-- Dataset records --

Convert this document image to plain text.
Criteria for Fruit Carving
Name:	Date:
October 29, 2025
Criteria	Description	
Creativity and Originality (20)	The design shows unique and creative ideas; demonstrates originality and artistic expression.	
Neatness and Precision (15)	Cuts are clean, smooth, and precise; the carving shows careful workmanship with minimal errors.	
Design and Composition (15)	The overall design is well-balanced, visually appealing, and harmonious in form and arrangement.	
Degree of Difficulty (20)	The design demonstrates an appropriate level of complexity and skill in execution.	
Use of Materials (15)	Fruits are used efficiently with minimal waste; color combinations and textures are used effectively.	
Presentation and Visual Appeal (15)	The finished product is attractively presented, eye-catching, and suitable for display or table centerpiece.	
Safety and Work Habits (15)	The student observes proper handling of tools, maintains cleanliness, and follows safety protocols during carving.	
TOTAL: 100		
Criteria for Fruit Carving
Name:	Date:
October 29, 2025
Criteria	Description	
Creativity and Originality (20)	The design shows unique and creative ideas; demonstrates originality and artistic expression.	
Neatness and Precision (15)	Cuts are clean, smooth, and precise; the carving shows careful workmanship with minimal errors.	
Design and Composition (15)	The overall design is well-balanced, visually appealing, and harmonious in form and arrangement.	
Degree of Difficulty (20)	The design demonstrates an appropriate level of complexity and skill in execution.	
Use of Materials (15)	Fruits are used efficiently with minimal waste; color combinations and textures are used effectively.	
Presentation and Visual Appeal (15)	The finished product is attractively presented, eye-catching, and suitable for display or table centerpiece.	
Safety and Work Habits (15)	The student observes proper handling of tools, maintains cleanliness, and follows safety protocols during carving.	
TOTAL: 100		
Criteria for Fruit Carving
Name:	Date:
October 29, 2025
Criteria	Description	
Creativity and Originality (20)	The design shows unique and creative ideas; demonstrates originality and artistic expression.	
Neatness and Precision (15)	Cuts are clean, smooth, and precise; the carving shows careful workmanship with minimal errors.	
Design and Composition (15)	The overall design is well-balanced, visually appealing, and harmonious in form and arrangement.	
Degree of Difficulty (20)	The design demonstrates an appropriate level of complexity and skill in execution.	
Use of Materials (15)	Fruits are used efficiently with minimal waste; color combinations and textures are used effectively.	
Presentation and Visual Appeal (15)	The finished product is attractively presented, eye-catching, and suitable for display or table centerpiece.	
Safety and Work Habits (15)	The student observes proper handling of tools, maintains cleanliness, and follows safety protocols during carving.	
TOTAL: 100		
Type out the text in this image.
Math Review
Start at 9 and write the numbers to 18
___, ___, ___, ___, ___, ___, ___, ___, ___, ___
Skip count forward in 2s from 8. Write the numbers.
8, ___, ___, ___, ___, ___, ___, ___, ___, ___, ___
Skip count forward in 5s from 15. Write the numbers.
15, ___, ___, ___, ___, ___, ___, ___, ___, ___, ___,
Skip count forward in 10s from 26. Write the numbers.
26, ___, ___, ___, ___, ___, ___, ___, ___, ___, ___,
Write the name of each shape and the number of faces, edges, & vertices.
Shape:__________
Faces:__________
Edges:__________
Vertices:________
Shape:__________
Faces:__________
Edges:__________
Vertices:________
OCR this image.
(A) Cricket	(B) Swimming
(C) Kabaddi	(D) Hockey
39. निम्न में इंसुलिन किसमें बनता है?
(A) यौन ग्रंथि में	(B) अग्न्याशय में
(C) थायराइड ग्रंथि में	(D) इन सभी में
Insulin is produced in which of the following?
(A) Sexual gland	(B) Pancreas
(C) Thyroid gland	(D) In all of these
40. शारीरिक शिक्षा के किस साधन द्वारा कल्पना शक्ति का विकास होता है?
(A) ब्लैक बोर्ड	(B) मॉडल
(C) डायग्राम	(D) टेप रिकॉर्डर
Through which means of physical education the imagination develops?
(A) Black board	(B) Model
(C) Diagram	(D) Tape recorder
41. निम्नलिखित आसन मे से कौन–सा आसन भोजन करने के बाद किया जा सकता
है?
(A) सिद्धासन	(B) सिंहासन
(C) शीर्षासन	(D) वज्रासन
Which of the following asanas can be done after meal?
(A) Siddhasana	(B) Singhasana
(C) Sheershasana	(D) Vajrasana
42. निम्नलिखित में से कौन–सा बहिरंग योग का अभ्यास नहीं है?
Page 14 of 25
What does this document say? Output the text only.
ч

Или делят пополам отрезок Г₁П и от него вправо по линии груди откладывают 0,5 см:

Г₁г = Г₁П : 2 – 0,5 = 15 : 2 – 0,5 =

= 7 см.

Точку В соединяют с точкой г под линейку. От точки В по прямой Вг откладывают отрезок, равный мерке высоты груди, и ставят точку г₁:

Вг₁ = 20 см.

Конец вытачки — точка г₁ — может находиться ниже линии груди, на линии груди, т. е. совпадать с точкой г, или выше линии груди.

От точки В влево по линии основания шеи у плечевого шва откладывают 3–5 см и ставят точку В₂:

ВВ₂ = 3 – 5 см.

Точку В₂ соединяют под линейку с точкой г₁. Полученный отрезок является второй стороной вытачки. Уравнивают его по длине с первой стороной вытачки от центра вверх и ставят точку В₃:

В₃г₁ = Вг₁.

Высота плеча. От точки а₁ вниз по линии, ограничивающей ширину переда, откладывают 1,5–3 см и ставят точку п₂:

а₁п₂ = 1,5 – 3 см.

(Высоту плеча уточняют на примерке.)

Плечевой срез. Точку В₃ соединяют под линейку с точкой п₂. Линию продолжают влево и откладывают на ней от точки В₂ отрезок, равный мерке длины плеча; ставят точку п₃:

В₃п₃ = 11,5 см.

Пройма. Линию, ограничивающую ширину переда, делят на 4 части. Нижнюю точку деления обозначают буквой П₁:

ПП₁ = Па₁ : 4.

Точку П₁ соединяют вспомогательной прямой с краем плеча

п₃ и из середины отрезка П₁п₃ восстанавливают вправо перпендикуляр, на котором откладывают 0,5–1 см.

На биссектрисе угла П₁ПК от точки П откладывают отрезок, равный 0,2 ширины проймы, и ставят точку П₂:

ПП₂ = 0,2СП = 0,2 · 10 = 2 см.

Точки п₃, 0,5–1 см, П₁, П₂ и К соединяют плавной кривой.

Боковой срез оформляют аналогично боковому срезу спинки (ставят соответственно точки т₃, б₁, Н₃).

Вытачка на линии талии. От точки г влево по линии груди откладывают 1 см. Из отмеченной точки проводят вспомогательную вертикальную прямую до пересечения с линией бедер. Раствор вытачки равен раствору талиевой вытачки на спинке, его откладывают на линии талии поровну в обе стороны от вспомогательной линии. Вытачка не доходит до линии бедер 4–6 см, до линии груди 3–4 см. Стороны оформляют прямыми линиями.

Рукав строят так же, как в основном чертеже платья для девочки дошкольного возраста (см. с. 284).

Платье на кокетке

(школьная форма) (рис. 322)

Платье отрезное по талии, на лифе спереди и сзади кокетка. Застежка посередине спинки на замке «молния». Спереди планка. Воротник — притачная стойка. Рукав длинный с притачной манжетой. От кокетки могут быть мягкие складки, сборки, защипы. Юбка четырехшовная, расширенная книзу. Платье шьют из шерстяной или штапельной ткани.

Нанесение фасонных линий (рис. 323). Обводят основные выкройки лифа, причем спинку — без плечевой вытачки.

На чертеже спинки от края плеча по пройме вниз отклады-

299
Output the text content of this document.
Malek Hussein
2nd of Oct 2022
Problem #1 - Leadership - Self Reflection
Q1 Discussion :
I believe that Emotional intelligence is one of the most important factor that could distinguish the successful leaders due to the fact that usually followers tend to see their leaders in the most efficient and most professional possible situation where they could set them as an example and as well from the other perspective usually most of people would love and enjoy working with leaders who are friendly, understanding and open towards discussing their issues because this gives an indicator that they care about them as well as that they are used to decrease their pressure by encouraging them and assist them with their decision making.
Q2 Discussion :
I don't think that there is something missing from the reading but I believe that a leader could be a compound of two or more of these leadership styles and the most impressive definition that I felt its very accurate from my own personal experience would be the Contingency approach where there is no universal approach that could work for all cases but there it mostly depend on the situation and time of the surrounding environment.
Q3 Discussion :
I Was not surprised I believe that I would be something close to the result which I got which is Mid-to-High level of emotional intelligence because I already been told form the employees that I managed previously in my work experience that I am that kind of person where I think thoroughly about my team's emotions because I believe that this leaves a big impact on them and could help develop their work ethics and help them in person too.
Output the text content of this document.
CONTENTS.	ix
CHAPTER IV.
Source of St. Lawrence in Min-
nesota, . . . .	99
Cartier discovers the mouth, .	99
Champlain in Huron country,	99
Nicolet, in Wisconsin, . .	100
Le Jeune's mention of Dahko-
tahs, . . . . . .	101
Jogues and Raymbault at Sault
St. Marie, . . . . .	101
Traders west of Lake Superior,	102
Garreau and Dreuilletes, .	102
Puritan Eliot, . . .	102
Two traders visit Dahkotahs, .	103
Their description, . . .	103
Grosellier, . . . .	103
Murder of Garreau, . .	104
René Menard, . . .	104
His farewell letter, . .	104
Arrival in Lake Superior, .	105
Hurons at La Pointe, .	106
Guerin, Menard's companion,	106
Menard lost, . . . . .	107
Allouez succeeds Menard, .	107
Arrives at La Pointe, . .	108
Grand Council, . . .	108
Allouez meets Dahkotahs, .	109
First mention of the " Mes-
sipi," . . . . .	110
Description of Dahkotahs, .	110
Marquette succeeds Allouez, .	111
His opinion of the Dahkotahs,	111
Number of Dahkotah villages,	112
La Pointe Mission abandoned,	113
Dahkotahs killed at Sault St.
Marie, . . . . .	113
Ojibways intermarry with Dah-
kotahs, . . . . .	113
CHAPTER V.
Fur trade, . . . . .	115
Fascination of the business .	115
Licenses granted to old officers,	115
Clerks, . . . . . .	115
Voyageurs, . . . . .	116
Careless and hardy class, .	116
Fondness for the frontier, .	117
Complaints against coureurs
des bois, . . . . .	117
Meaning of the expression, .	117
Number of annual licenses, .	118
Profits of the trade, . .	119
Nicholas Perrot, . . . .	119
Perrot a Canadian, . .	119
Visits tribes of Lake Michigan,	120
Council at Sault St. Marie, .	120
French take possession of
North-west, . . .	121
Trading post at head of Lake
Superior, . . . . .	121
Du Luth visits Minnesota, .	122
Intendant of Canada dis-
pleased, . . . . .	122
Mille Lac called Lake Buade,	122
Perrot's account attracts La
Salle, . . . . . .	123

-- GIVEN REQUEST --
Check each line above for the string "равный", then copy the ones that have it.

-- WRITTEN ANSWER --
Точку В соединяют с точкой г под линейку. От точки В по прямой Вг откладывают отрезок, равный мерке высоты груди, и ставят точку г₁:
Плечевой срез. Точку В₃ соединяют под линейку с точкой п₂. Линию продолжают влево и откладывают на ней от точки В₂ отрезок, равный мерке длины плеча; ставят точку п₃:
На биссектрисе угла П₁ПК от точки П откладывают отрезок, равный 0,2 ширины проймы, и ставят точку П₂:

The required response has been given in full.